Figure record listings |
"""
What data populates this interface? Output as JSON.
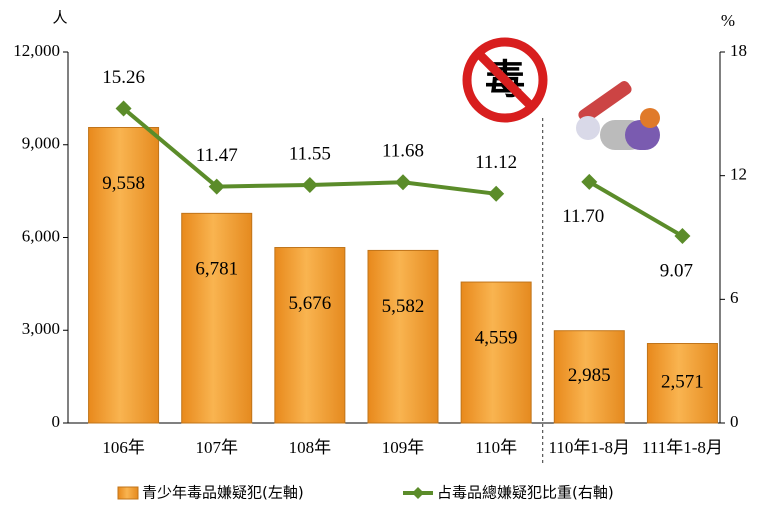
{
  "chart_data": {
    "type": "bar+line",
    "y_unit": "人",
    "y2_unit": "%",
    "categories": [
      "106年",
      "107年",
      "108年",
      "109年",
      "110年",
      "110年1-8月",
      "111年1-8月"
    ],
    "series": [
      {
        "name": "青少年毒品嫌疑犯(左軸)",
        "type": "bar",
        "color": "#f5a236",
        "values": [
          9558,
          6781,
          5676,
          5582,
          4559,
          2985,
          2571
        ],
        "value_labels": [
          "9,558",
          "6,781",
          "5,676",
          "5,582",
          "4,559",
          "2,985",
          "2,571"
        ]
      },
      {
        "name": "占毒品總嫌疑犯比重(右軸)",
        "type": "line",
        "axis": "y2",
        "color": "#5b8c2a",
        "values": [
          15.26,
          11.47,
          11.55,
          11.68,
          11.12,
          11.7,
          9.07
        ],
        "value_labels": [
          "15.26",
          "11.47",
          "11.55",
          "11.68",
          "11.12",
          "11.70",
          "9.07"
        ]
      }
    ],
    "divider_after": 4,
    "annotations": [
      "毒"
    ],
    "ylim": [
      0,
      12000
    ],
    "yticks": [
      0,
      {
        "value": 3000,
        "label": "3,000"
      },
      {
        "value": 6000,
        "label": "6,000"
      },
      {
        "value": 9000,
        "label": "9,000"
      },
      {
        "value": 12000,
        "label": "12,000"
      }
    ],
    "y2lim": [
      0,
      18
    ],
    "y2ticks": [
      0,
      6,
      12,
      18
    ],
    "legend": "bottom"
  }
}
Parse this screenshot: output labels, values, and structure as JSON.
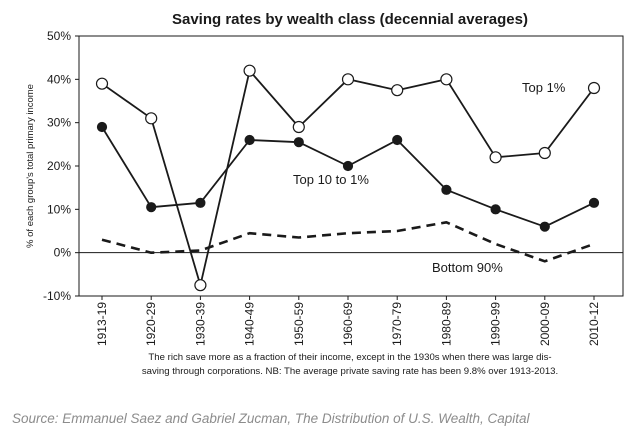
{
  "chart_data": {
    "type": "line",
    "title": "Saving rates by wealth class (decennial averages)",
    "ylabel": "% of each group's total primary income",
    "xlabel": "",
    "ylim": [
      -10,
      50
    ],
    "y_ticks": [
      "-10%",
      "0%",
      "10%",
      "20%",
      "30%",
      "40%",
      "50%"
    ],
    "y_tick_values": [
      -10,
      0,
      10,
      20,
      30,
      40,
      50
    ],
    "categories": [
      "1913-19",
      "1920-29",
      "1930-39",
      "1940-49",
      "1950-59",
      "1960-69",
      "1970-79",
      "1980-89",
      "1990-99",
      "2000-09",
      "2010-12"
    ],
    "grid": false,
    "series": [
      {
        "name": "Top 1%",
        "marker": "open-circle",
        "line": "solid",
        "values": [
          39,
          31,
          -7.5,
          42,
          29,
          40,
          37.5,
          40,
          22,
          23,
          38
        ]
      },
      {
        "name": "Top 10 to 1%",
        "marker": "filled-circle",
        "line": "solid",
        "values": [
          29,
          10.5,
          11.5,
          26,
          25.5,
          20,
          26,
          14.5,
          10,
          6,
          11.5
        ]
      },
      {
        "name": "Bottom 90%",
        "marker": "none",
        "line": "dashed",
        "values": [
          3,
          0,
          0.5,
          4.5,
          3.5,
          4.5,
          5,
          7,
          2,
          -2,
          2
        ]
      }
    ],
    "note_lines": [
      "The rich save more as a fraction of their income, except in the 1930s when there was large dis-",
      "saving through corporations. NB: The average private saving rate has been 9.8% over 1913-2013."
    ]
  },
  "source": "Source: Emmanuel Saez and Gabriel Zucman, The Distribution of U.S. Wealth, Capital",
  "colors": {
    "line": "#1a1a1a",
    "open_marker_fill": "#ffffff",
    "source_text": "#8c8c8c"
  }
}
"""
WHAT NEEDS TO BE DONE |
State how many lines of the records above contain the word "circle", giving only that number.

OUTPUT BELOW |
2